--- START ---

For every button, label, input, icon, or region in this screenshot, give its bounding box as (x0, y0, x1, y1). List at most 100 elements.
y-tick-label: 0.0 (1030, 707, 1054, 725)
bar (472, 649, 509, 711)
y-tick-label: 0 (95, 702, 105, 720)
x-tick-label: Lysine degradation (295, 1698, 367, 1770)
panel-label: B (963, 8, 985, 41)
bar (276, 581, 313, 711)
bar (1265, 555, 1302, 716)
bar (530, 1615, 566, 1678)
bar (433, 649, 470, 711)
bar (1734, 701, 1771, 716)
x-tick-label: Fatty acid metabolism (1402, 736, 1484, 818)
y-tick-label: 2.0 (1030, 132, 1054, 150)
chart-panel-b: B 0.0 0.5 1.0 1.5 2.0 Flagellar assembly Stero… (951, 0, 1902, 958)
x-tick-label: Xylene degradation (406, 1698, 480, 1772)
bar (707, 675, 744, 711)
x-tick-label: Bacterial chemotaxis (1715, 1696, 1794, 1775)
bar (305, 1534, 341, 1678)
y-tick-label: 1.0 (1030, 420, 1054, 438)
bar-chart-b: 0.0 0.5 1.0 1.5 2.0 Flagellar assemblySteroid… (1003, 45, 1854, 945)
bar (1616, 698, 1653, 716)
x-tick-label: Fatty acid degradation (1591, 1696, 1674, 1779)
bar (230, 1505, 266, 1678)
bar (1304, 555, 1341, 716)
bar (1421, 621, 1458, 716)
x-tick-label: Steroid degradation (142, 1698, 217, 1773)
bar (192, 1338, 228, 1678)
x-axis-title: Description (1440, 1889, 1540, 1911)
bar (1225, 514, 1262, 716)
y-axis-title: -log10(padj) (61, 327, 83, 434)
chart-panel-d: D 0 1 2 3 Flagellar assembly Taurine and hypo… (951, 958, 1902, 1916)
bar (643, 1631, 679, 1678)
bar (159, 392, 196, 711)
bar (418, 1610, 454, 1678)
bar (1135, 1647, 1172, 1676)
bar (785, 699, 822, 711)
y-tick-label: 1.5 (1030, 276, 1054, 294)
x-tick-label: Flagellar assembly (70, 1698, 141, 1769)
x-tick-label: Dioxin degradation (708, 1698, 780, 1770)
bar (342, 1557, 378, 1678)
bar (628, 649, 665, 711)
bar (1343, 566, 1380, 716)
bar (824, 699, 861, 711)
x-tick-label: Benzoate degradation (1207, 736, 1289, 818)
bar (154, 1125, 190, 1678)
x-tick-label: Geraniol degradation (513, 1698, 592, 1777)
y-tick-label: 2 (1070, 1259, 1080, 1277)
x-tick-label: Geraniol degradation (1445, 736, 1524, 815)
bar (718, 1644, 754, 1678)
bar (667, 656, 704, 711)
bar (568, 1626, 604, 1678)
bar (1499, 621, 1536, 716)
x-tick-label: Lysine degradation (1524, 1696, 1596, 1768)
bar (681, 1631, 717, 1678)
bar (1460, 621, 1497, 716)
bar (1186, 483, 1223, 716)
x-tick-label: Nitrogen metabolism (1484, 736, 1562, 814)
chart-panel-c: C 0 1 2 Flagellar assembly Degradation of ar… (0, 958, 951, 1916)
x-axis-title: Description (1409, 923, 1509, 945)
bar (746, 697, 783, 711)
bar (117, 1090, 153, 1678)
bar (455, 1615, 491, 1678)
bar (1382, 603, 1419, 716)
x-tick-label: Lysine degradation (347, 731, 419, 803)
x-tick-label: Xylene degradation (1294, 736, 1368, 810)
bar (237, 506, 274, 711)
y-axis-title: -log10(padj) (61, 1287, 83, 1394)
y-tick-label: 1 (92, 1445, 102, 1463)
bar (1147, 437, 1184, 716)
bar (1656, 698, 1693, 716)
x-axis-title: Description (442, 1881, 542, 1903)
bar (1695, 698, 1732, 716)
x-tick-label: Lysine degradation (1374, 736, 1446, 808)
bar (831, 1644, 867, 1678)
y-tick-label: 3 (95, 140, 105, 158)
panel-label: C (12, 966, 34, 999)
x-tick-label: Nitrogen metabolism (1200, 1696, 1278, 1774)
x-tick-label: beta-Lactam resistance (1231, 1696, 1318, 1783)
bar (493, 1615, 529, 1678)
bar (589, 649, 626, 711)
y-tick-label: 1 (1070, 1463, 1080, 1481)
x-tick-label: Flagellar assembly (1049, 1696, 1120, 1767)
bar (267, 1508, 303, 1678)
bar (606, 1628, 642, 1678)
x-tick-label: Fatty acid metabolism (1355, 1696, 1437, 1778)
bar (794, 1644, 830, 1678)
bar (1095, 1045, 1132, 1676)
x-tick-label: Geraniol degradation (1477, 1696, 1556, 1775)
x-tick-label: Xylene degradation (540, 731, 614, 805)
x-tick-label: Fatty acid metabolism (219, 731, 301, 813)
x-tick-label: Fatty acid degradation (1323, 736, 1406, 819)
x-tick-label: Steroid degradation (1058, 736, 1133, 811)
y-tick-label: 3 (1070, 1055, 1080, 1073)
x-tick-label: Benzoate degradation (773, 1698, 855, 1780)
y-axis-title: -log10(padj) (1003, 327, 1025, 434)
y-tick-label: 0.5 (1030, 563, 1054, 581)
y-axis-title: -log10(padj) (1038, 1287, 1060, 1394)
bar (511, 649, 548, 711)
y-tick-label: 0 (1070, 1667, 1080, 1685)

--- END ---
--- START ---

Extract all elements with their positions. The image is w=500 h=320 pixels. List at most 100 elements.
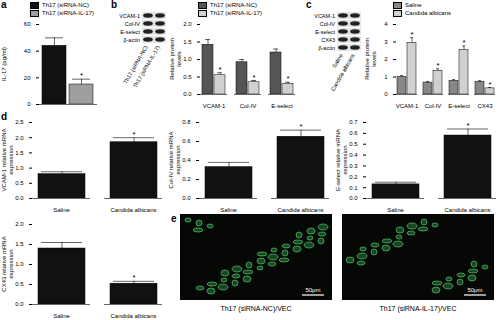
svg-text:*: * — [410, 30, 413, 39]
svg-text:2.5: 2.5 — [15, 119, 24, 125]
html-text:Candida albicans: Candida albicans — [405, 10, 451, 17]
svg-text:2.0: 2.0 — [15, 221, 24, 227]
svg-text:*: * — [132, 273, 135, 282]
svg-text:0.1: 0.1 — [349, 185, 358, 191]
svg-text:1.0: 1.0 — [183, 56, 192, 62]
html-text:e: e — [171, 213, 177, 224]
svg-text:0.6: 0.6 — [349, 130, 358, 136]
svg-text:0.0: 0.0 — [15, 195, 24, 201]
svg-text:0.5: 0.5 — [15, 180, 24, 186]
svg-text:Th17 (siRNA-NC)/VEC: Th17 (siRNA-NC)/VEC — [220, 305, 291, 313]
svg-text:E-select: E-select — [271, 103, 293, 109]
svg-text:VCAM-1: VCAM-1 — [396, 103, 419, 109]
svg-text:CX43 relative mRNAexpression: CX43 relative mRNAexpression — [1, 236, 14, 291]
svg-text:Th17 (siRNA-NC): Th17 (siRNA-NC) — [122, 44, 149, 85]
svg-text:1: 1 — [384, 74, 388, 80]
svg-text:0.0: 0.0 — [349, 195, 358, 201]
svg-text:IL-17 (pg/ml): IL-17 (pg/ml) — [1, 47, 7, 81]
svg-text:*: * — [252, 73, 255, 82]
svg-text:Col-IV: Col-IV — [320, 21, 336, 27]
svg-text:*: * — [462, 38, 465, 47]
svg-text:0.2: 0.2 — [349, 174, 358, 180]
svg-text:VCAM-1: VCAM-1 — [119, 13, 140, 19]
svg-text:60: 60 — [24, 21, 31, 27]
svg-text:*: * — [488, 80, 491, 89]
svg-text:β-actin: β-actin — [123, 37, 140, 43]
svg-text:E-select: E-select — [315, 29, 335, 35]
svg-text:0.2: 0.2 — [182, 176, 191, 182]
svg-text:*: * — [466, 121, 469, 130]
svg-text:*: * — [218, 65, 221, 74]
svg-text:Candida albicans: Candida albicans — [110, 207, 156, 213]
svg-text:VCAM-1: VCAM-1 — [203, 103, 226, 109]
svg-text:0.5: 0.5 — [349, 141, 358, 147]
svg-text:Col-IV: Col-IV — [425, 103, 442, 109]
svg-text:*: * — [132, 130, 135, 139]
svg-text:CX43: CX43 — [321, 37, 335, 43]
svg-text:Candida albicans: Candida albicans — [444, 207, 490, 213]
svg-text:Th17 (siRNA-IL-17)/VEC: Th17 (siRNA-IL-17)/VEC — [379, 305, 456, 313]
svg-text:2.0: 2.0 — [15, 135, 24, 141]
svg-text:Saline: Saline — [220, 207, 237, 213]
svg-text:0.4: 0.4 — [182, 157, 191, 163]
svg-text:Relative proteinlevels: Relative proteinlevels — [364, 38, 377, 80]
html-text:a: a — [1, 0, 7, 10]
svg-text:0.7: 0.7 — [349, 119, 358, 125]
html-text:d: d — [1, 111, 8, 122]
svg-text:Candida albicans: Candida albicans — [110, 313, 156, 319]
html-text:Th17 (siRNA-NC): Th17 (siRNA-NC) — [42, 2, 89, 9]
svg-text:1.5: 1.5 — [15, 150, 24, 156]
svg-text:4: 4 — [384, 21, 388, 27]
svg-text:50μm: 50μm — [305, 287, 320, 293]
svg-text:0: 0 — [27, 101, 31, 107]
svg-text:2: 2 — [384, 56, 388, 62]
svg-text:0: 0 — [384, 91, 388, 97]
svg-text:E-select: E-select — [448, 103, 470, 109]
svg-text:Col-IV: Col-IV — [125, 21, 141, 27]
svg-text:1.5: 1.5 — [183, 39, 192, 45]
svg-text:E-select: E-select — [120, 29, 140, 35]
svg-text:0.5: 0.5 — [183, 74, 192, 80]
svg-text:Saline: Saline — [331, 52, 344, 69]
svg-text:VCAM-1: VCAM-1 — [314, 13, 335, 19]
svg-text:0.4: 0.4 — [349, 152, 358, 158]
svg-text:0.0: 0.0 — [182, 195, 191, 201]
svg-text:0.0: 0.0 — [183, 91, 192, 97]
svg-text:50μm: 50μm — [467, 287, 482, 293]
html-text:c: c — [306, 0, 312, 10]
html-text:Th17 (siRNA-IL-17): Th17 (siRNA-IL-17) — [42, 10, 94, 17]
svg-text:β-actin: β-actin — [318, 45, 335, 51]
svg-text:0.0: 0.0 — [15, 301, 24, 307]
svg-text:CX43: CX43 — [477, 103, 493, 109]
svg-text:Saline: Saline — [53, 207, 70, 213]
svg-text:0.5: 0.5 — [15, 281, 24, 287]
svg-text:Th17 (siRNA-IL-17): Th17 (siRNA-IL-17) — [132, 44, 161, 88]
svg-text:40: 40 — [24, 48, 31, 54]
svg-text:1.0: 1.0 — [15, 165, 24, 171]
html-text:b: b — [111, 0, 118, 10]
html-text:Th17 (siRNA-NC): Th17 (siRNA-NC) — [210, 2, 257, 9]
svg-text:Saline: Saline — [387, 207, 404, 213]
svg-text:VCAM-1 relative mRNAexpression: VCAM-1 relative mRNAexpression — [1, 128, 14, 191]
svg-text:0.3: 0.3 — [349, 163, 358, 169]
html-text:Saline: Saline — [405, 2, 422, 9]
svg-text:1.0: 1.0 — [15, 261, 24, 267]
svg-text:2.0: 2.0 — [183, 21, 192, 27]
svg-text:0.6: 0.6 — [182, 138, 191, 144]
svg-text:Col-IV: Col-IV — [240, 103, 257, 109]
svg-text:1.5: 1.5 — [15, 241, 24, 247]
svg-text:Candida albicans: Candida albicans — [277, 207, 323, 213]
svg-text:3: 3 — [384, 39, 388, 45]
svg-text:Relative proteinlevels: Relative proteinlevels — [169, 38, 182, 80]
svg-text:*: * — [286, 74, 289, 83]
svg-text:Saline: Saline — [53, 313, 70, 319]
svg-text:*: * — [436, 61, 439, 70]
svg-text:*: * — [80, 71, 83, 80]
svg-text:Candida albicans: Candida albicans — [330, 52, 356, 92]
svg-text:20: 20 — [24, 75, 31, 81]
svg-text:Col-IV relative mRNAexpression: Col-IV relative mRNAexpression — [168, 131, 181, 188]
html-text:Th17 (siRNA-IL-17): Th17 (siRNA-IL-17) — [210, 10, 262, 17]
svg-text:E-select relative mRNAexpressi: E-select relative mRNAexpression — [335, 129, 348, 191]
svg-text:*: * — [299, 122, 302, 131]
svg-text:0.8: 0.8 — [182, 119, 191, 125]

--- END ---
--- START ---

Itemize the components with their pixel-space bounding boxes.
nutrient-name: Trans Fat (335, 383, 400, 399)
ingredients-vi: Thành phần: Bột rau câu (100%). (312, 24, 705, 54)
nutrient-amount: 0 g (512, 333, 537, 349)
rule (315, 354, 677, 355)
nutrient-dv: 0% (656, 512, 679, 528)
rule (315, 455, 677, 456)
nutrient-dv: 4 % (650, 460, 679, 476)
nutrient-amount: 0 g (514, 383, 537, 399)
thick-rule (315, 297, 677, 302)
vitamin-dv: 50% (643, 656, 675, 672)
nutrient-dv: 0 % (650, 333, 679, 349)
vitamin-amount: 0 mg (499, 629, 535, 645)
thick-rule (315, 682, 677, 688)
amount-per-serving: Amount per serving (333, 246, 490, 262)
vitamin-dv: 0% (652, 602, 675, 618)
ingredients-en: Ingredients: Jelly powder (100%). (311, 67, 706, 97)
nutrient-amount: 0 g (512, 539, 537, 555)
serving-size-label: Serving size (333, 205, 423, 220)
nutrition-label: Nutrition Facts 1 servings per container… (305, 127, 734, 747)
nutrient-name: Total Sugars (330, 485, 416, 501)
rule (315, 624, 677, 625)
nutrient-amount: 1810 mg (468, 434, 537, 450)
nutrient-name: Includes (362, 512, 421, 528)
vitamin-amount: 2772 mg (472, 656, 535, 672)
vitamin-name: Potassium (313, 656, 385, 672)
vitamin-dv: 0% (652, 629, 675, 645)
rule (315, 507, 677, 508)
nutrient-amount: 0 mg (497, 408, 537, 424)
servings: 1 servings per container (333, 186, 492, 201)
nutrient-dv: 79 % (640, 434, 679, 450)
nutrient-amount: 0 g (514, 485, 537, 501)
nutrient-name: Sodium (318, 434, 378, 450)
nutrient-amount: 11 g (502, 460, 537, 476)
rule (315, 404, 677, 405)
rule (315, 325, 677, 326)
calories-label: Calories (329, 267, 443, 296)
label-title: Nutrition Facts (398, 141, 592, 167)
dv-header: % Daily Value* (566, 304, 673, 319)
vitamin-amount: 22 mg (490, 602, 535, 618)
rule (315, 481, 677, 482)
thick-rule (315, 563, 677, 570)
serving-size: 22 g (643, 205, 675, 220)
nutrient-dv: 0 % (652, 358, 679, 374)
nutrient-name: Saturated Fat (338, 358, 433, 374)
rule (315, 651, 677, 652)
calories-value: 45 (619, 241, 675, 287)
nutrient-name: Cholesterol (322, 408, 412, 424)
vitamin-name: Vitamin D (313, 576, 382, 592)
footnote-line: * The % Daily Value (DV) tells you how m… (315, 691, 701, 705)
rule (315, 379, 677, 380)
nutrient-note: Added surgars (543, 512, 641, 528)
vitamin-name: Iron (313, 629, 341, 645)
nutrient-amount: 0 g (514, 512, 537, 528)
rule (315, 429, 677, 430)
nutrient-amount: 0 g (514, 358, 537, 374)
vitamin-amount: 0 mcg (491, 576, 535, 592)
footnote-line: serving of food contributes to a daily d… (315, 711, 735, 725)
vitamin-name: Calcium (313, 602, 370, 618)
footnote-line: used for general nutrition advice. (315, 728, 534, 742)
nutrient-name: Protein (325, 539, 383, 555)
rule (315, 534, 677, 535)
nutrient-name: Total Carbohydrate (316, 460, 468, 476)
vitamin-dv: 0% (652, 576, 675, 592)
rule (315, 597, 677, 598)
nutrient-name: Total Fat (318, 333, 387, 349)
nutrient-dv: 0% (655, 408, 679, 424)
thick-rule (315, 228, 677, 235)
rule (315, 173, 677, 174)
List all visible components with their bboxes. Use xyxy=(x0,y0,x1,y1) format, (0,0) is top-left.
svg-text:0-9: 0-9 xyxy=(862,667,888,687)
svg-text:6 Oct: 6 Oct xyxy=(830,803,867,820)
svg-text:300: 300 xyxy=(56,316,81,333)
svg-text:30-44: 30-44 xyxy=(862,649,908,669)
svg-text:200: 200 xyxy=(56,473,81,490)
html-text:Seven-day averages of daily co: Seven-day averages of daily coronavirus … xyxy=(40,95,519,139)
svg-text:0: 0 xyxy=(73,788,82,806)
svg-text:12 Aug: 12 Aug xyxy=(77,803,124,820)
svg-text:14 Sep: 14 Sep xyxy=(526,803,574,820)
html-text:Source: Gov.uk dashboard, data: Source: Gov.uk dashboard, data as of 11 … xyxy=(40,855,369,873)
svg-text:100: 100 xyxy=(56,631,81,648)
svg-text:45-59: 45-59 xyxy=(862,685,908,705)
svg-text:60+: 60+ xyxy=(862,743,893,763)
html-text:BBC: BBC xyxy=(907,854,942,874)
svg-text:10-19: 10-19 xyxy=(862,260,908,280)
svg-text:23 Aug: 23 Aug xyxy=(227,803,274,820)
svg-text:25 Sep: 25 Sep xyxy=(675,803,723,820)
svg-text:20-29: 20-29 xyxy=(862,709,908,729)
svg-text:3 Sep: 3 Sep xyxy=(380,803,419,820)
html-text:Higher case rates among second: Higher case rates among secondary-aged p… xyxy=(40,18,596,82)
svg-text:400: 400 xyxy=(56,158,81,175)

--- END ---

▸ PROBLEM REQUIREMENTS:
State, as a bare number, how many lines of the material contain "siRNA".

▸ ANSWER SECTION:
8